- Goal of the exercise -
Your answer should be one number: how many lines of the records hold the string "术区准备".

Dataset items

▬▬▬▬▬▬

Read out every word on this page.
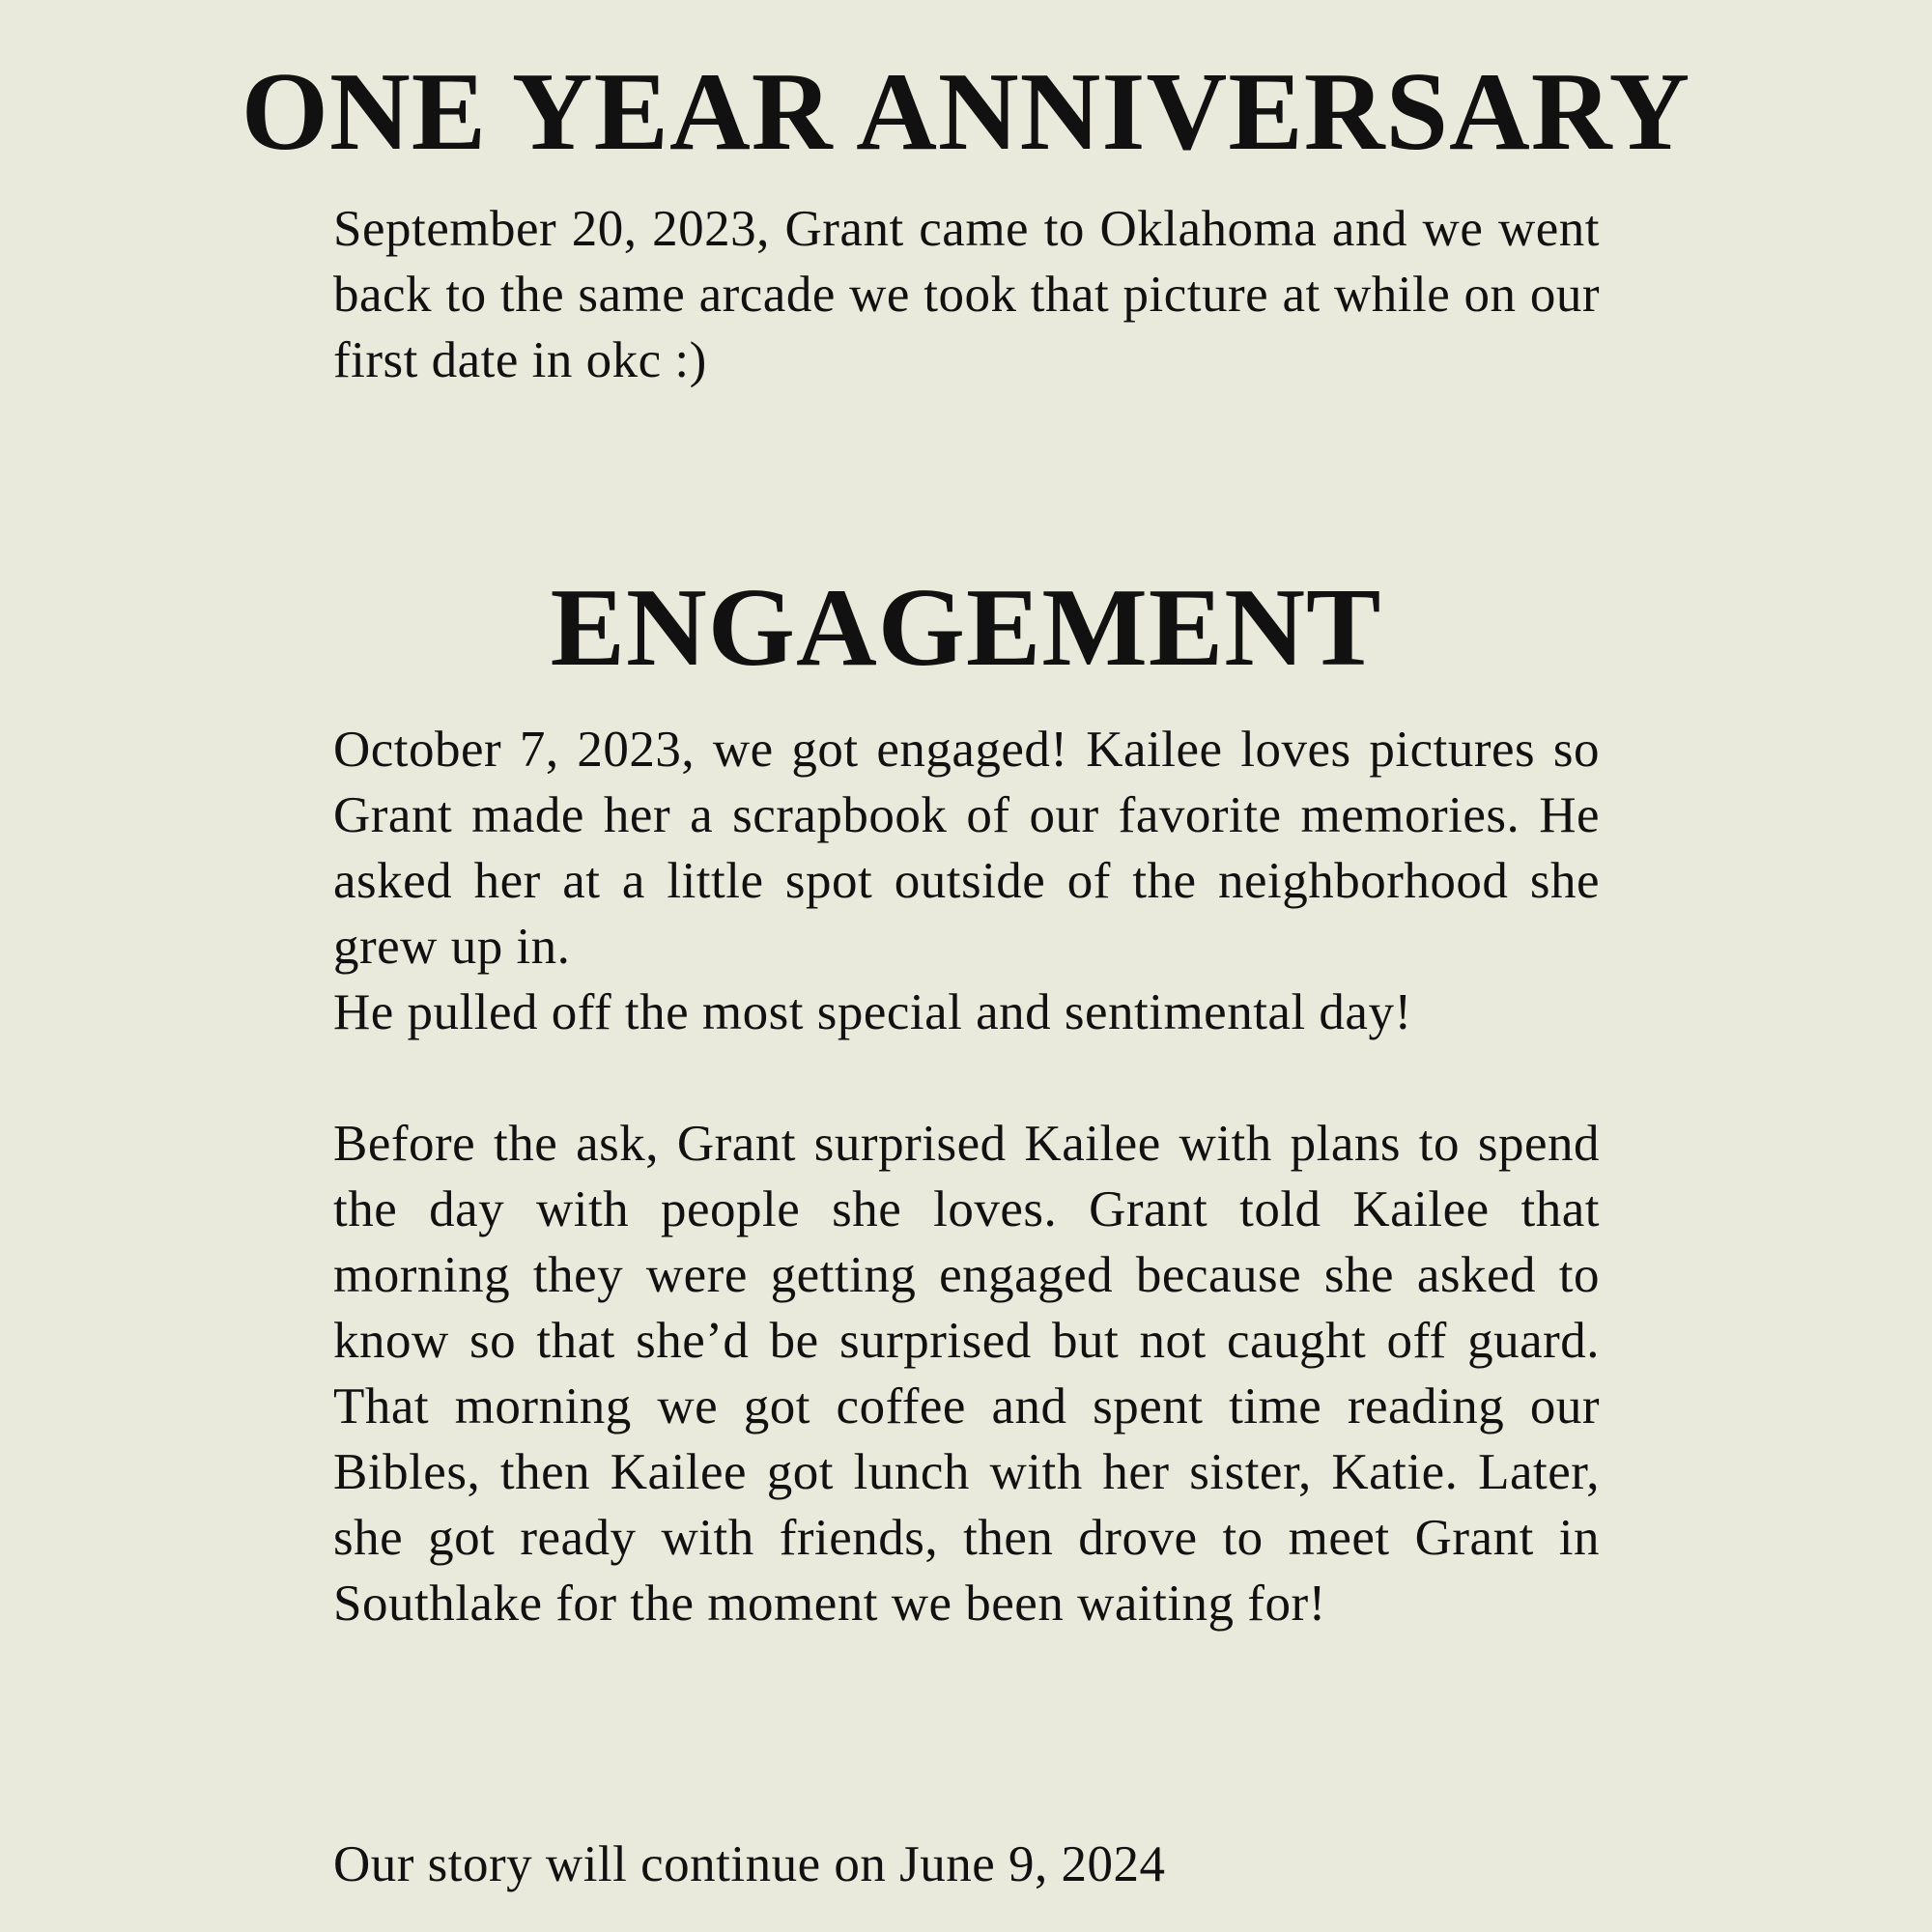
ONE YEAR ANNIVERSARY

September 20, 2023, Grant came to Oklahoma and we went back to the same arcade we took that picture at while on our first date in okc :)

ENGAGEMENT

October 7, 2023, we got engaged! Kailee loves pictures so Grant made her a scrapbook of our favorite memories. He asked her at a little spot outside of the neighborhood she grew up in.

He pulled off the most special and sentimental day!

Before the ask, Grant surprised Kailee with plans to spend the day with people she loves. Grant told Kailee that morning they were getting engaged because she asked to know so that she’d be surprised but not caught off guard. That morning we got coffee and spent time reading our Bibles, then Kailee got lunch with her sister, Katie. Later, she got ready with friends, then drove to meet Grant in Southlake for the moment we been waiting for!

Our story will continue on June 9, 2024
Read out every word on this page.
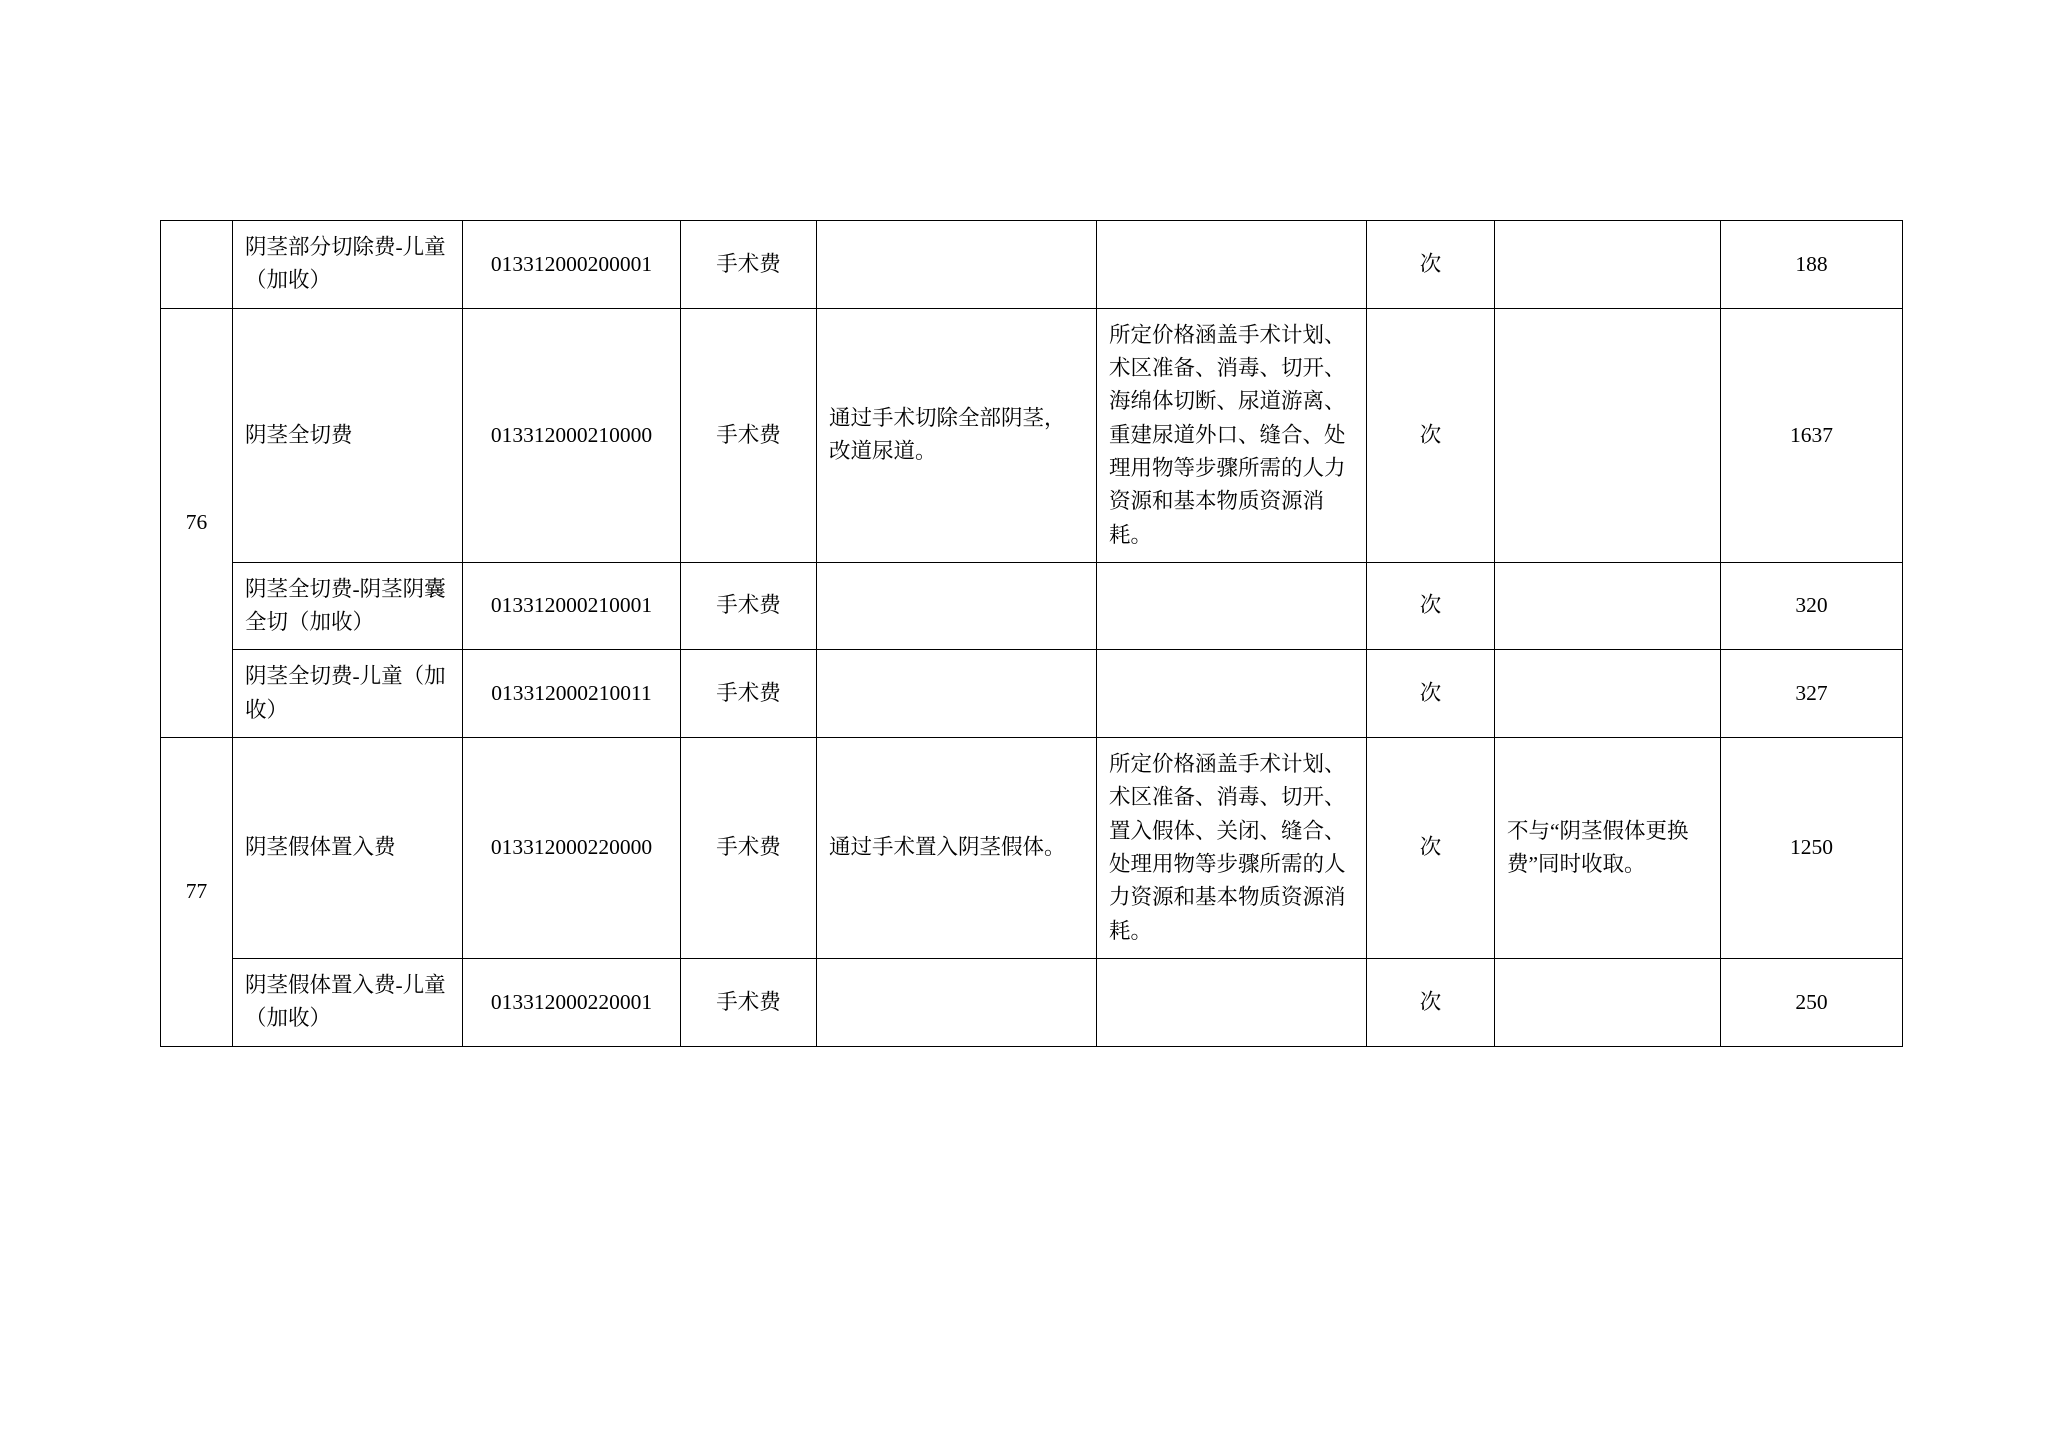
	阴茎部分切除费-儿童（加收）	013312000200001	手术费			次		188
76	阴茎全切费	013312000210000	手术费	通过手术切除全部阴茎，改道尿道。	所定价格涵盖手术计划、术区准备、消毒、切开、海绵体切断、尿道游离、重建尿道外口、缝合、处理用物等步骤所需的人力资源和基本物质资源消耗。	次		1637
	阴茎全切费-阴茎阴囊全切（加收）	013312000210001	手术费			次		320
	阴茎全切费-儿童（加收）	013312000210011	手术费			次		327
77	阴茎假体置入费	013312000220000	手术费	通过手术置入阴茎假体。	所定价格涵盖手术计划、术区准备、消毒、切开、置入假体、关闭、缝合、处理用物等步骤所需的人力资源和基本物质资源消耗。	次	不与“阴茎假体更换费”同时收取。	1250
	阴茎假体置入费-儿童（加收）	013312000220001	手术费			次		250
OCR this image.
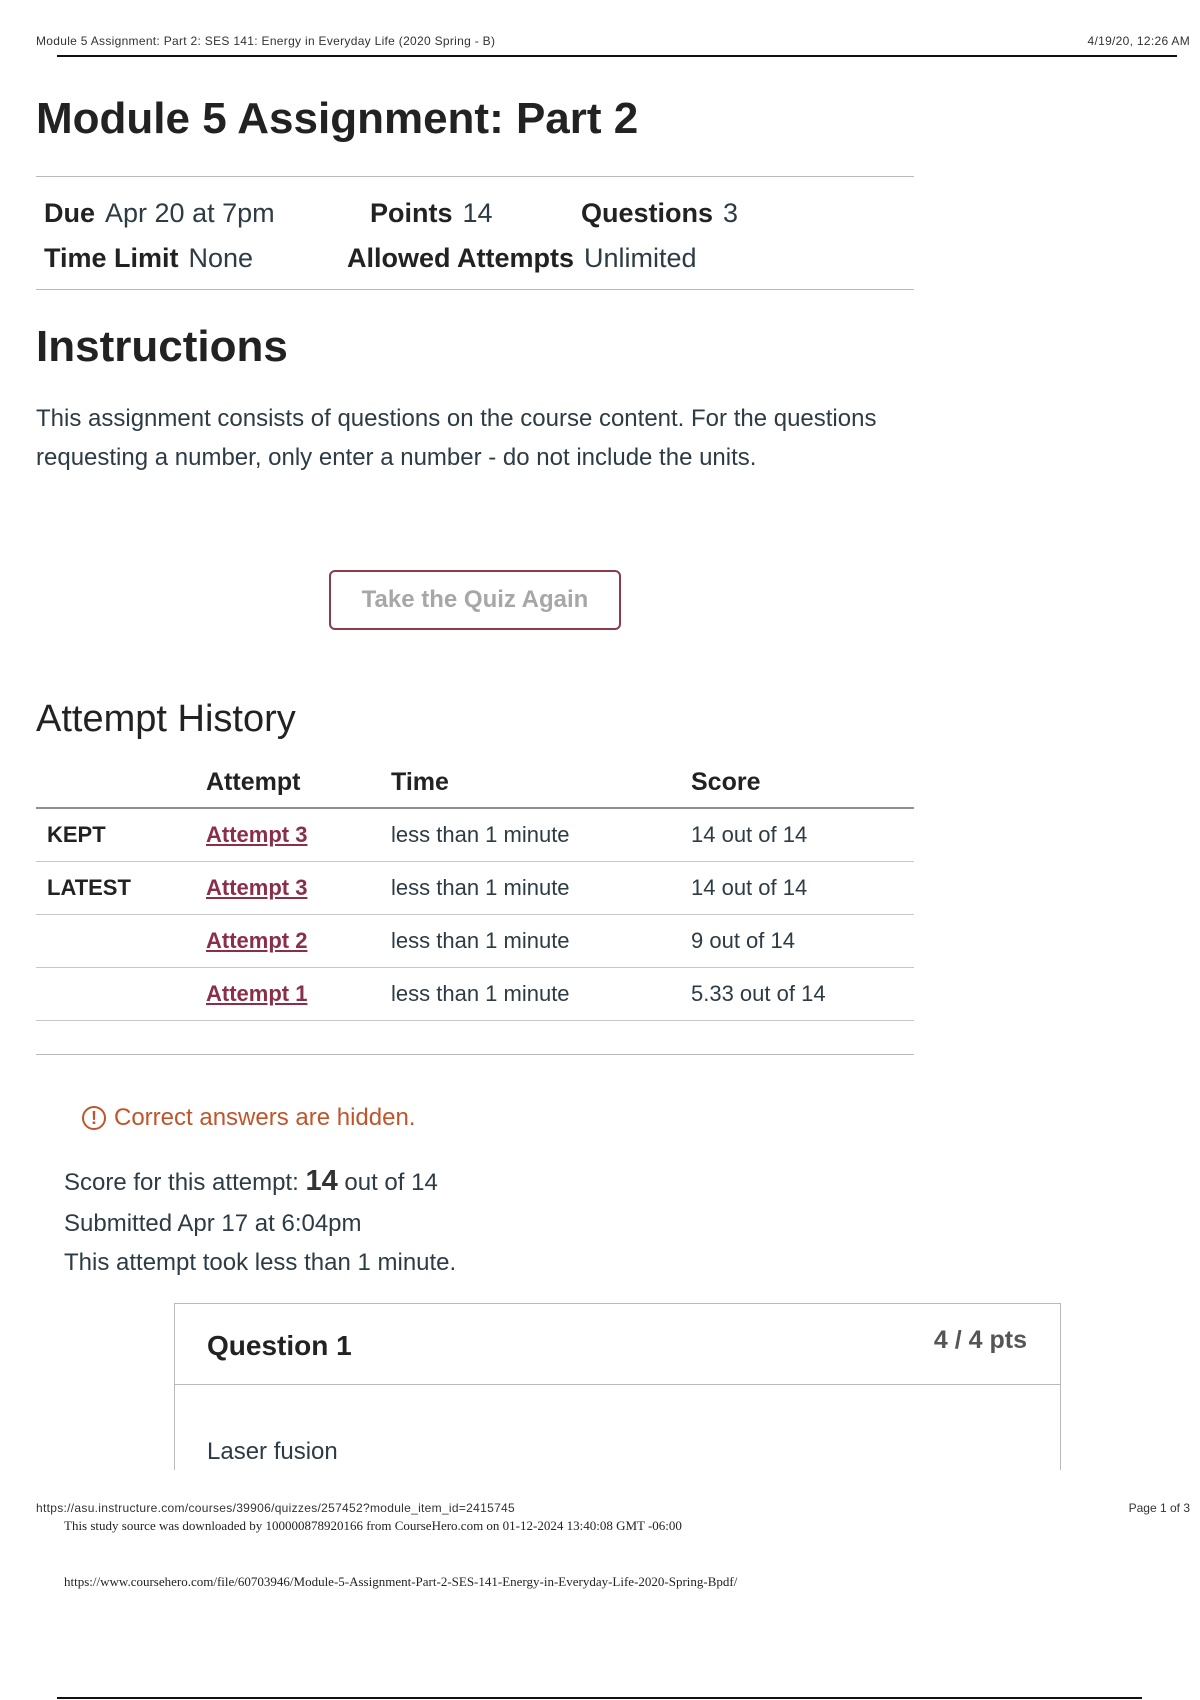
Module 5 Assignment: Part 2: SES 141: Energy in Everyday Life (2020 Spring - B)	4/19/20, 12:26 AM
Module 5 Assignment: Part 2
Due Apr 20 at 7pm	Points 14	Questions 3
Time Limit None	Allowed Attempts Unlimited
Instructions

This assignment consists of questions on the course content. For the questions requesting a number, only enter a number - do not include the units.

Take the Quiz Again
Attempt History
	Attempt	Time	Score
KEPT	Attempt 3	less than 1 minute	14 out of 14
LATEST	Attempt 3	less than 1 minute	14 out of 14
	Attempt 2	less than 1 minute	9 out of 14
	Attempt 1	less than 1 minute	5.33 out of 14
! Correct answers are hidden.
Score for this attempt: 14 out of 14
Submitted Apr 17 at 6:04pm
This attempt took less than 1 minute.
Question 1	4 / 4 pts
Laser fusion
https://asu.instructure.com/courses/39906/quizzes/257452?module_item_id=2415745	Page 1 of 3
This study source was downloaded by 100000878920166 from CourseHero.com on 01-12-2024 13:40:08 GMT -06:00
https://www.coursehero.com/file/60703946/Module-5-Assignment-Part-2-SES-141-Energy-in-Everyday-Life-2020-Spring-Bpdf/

▬▬▬▬▬▬

- Problem solution -
2